*** Supplied records

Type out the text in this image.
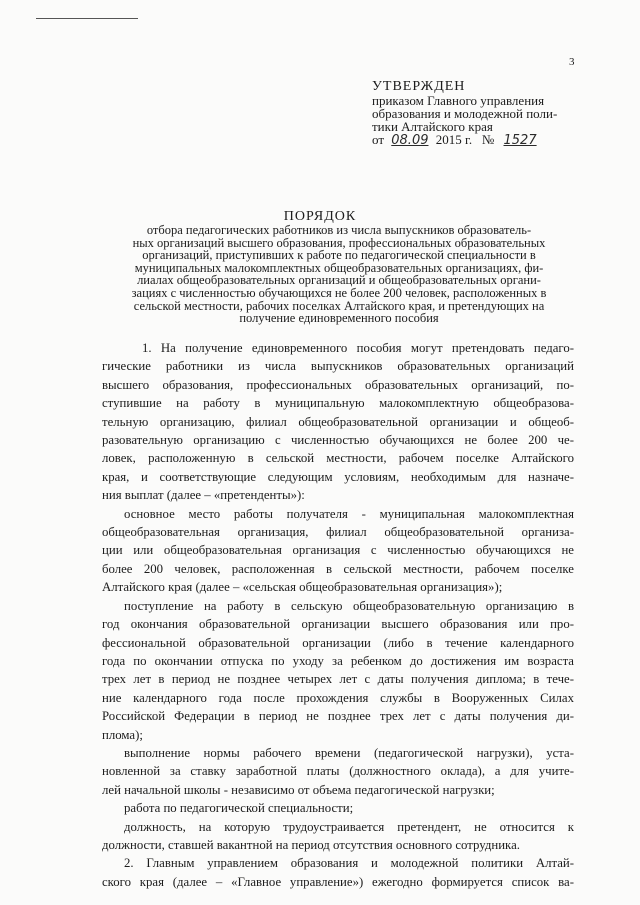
3
УТВЕРЖДЕН
приказом Главного управления
образования и молодежной поли-
тики Алтайского края
от 08.09 2015 г. № 1527
ПОРЯДОК
отбора педагогических работников из числа выпускников образователь-
ных организаций высшего образования, профессиональных образовательных
организаций, приступивших к работе по педагогической специальности в
муниципальных малокомплектных общеобразовательных организациях, фи-
лиалах общеобразовательных организаций и общеобразовательных органи-
зациях с численностью обучающихся не более 200 человек, расположенных в
сельской местности, рабочих поселках Алтайского края, и претендующих на
получение единовременного пособия
1. На получение единовременного пособия могут претендовать педаго-
гические работники из числа выпускников образовательных организаций
высшего образования, профессиональных образовательных организаций, по-
ступившие на работу в муниципальную малокомплектную общеобразова-
тельную организацию, филиал общеобразовательной организации и общеоб-
разовательную организацию с численностью обучающихся не более 200 че-
ловек, расположенную в сельской местности, рабочем поселке Алтайского
края, и соответствующие следующим условиям, необходимым для назначе-
ния выплат (далее – «претенденты»):
основное место работы получателя - муниципальная малокомплектная
общеобразовательная организация, филиал общеобразовательной организа-
ции или общеобразовательная организация с численностью обучающихся не
более 200 человек, расположенная в сельской местности, рабочем поселке
Алтайского края (далее – «сельская общеобразовательная организация»);
поступление на работу в сельскую общеобразовательную организацию в
год окончания образовательной организации высшего образования или про-
фессиональной образовательной организации (либо в течение календарного
года по окончании отпуска по уходу за ребенком до достижения им возраста
трех лет в период не позднее четырех лет с даты получения диплома; в тече-
ние календарного года после прохождения службы в Вооруженных Силах
Российской Федерации в период не позднее трех лет с даты получения ди-
плома);
выполнение нормы рабочего времени (педагогической нагрузки), уста-
новленной за ставку заработной платы (должностного оклада), а для учите-
лей начальной школы - независимо от объема педагогической нагрузки;
работа по педагогической специальности;
должность, на которую трудоустраивается претендент, не относится к
должности, ставшей вакантной на период отсутствия основного сотрудника.
2. Главным управлением образования и молодежной политики Алтай-
ского края (далее – «Главное управление») ежегодно формируется список ва-
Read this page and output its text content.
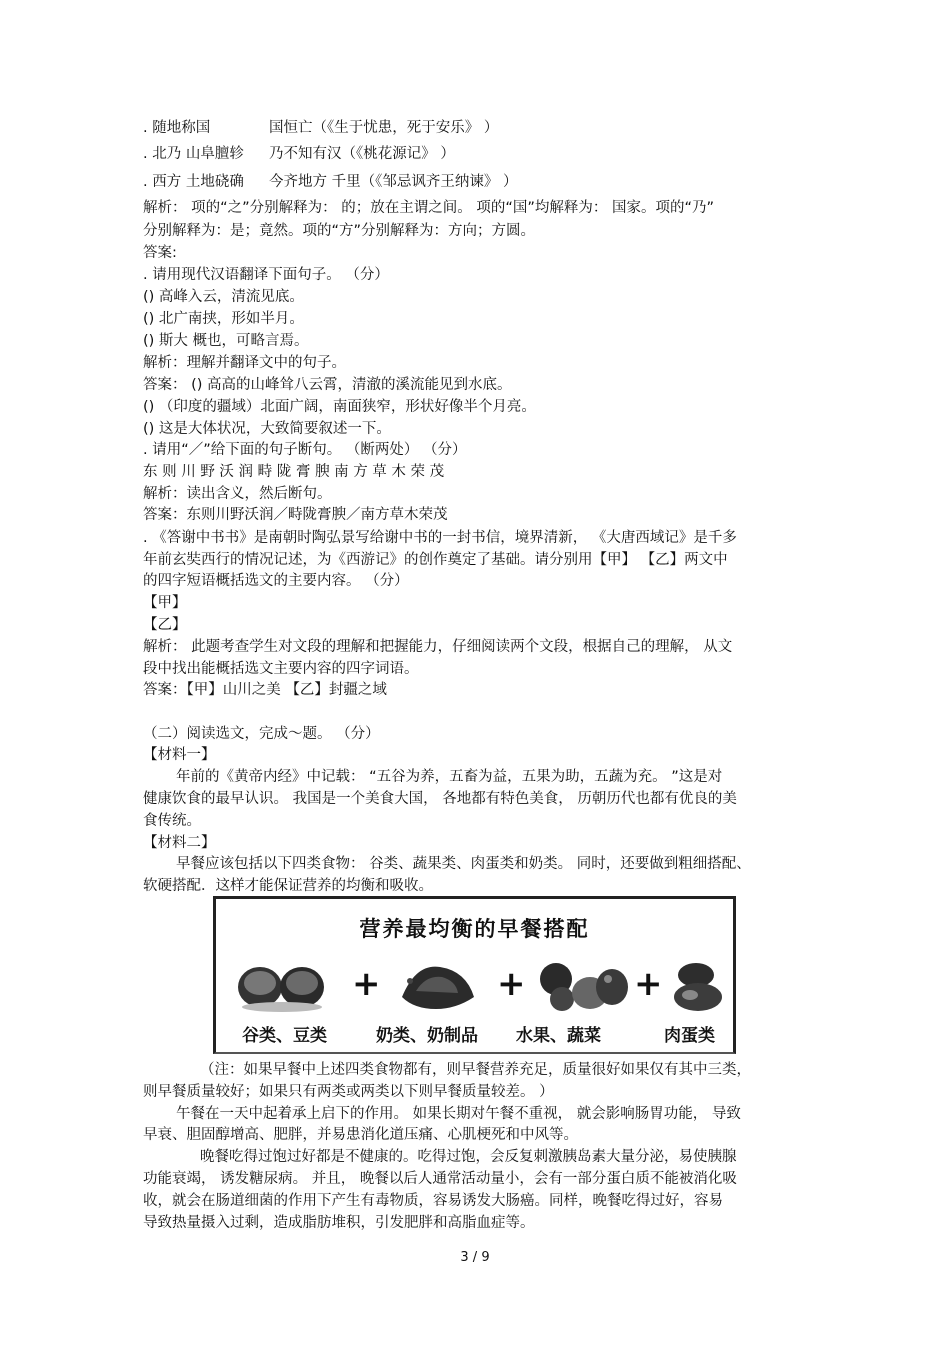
. 随地称国	国恒亡（《生于忧患，死于安乐》 ）
. 北乃 山阜膻轸 乃不知有汉（《桃花源记》 ）
. 西方 土地硗确 今齐地方 千里（《邹忌讽齐王纳谏》 ）
解析： 项的“之”分别解释为： 的；放在主谓之间。 项的“国”均解释为： 国家。项的“乃”
分别解释为：是；竟然。项的“方”分别解释为：方向；方圆。
答案:
. 请用现代汉语翻译下面句子。 （分）
() 高峰入云，清流见底。
() 北广南挟，形如半月。
() 斯大 概也，可略言焉。
解析：理解并翻译文中的句子。
答案： () 高高的山峰耸八云霄，清澈的溪流能见到水底。
() （印度的疆域）北面广阔，南面狭窄，形状好像半个月亮。
() 这是大体状况，大致简要叙述一下。
. 请用“／”给下面的句子断句。 （断两处） （分）
东 则 川 野 沃 润 畤 陇 膏 腴 南 方 草 木 荣 茂
解析：读出含义，然后断句。
答案：东则川野沃润／畤陇膏腴／南方草木荣茂
. 《答谢中书书》是南朝时陶弘景写给谢中书的一封书信，境界清新， 《大唐西域记》是千多
年前玄奘西行的情况记述，为《西游记》的创作奠定了基础。请分别用【甲】 【乙】两文中
的四字短语概括选文的主要内容。 （分）
【甲】
【乙】
解析： 此题考查学生对文段的理解和把握能力，仔细阅读两个文段，根据自己的理解， 从文
段中找出能概括选文主要内容的四字词语。
答案：【甲】山川之美 【乙】封疆之域
（二）阅读选文，完成～题。 （分）
【材料一】
年前的《黄帝内经》中记载： “五谷为养，五畜为益，五果为助，五蔬为充。 ”这是对
健康饮食的最早认识。 我国是一个美食大国， 各地都有特色美食， 历朝历代也都有优良的美
食传统。
【材料二】
早餐应该包括以下四类食物： 谷类、蔬果类、肉蛋类和奶类。 同时，还要做到粗细搭配、
软硬搭配．这样才能保证营养的均衡和吸收。
营养最均衡的早餐搭配
+	+	+
谷类、豆类	奶类、奶制品 水果、蔬菜	肉蛋类
（注：如果早餐中上述四类食物都有，则早餐营养充足，质量很好如果仅有其中三类，
则早餐质量较好；如果只有两类或两类以下则早餐质量较差。 ）
午餐在一天中起着承上启下的作用。 如果长期对午餐不重视， 就会影响肠胃功能， 导致
早衰、胆固醇增高、肥胖，并易患消化道压痛、心肌梗死和中风等。
晚餐吃得过饱过好都是不健康的。吃得过饱，会反复刺激胰岛素大量分泌，易使胰腺
功能衰竭， 诱发糖尿病。 并且， 晚餐以后人通常活动量小，会有一部分蛋白质不能被消化吸
收，就会在肠道细菌的作用下产生有毒物质，容易诱发大肠癌。同样，晚餐吃得过好，容易
导致热量摄入过剩，造成脂肪堆积，引发肥胖和高脂血症等。
3 / 9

******

§ What you will do: Write out the full set of lines verbatim, without the pictures.

§ Solution to the exercise:
Type out the text in this image.
3
УТВЕРЖДЕН
приказом Главного управления
образования и молодежной поли-
тики Алтайского края
от 08.09 2015 г. № 1527
ПОРЯДОК
отбора педагогических работников из числа выпускников образователь-
ных организаций высшего образования, профессиональных образовательных
организаций, приступивших к работе по педагогической специальности в
муниципальных малокомплектных общеобразовательных организациях, фи-
лиалах общеобразовательных организаций и общеобразовательных органи-
зациях с численностью обучающихся не более 200 человек, расположенных в
сельской местности, рабочих поселках Алтайского края, и претендующих на
получение единовременного пособия
1. На получение единовременного пособия могут претендовать педаго-
гические работники из числа выпускников образовательных организаций
высшего образования, профессиональных образовательных организаций, по-
ступившие на работу в муниципальную малокомплектную общеобразова-
тельную организацию, филиал общеобразовательной организации и общеоб-
разовательную организацию с численностью обучающихся не более 200 че-
ловек, расположенную в сельской местности, рабочем поселке Алтайского
края, и соответствующие следующим условиям, необходимым для назначе-
ния выплат (далее – «претенденты»):
основное место работы получателя - муниципальная малокомплектная
общеобразовательная организация, филиал общеобразовательной организа-
ции или общеобразовательная организация с численностью обучающихся не
более 200 человек, расположенная в сельской местности, рабочем поселке
Алтайского края (далее – «сельская общеобразовательная организация»);
поступление на работу в сельскую общеобразовательную организацию в
год окончания образовательной организации высшего образования или про-
фессиональной образовательной организации (либо в течение календарного
года по окончании отпуска по уходу за ребенком до достижения им возраста
трех лет в период не позднее четырех лет с даты получения диплома; в тече-
ние календарного года после прохождения службы в Вооруженных Силах
Российской Федерации в период не позднее трех лет с даты получения ди-
плома);
выполнение нормы рабочего времени (педагогической нагрузки), уста-
новленной за ставку заработной платы (должностного оклада), а для учите-
лей начальной школы - независимо от объема педагогической нагрузки;
работа по педагогической специальности;
должность, на которую трудоустраивается претендент, не относится к
должности, ставшей вакантной на период отсутствия основного сотрудника.
2. Главным управлением образования и молодежной политики Алтай-
ского края (далее – «Главное управление») ежегодно формируется список ва-
Read this page and output its text content.
. 随地称国	国恒亡（《生于忧患，死于安乐》 ）
. 北乃 山阜膻轸 乃不知有汉（《桃花源记》 ）
. 西方 土地硗确 今齐地方 千里（《邹忌讽齐王纳谏》 ）
解析： 项的“之”分别解释为： 的；放在主谓之间。 项的“国”均解释为： 国家。项的“乃”
分别解释为：是；竟然。项的“方”分别解释为：方向；方圆。
答案:
. 请用现代汉语翻译下面句子。 （分）
() 高峰入云，清流见底。
() 北广南挟，形如半月。
() 斯大 概也，可略言焉。
解析：理解并翻译文中的句子。
答案： () 高高的山峰耸八云霄，清澈的溪流能见到水底。
() （印度的疆域）北面广阔，南面狭窄，形状好像半个月亮。
() 这是大体状况，大致简要叙述一下。
. 请用“／”给下面的句子断句。 （断两处） （分）
东 则 川 野 沃 润 畤 陇 膏 腴 南 方 草 木 荣 茂
解析：读出含义，然后断句。
答案：东则川野沃润／畤陇膏腴／南方草木荣茂
. 《答谢中书书》是南朝时陶弘景写给谢中书的一封书信，境界清新， 《大唐西域记》是千多
年前玄奘西行的情况记述，为《西游记》的创作奠定了基础。请分别用【甲】 【乙】两文中
的四字短语概括选文的主要内容。 （分）
【甲】
【乙】
解析： 此题考查学生对文段的理解和把握能力，仔细阅读两个文段，根据自己的理解， 从文
段中找出能概括选文主要内容的四字词语。
答案：【甲】山川之美 【乙】封疆之域
（二）阅读选文，完成～题。 （分）
【材料一】
年前的《黄帝内经》中记载： “五谷为养，五畜为益，五果为助，五蔬为充。 ”这是对
健康饮食的最早认识。 我国是一个美食大国， 各地都有特色美食， 历朝历代也都有优良的美
食传统。
【材料二】
早餐应该包括以下四类食物： 谷类、蔬果类、肉蛋类和奶类。 同时，还要做到粗细搭配、
软硬搭配．这样才能保证营养的均衡和吸收。
营养最均衡的早餐搭配
+	+	+
谷类、豆类	奶类、奶制品 水果、蔬菜	肉蛋类
（注：如果早餐中上述四类食物都有，则早餐营养充足，质量很好如果仅有其中三类，
则早餐质量较好；如果只有两类或两类以下则早餐质量较差。 ）
午餐在一天中起着承上启下的作用。 如果长期对午餐不重视， 就会影响肠胃功能， 导致
早衰、胆固醇增高、肥胖，并易患消化道压痛、心肌梗死和中风等。
晚餐吃得过饱过好都是不健康的。吃得过饱，会反复刺激胰岛素大量分泌，易使胰腺
功能衰竭， 诱发糖尿病。 并且， 晚餐以后人通常活动量小，会有一部分蛋白质不能被消化吸
收，就会在肠道细菌的作用下产生有毒物质，容易诱发大肠癌。同样，晚餐吃得过好，容易
导致热量摄入过剩，造成脂肪堆积，引发肥胖和高脂血症等。
3 / 9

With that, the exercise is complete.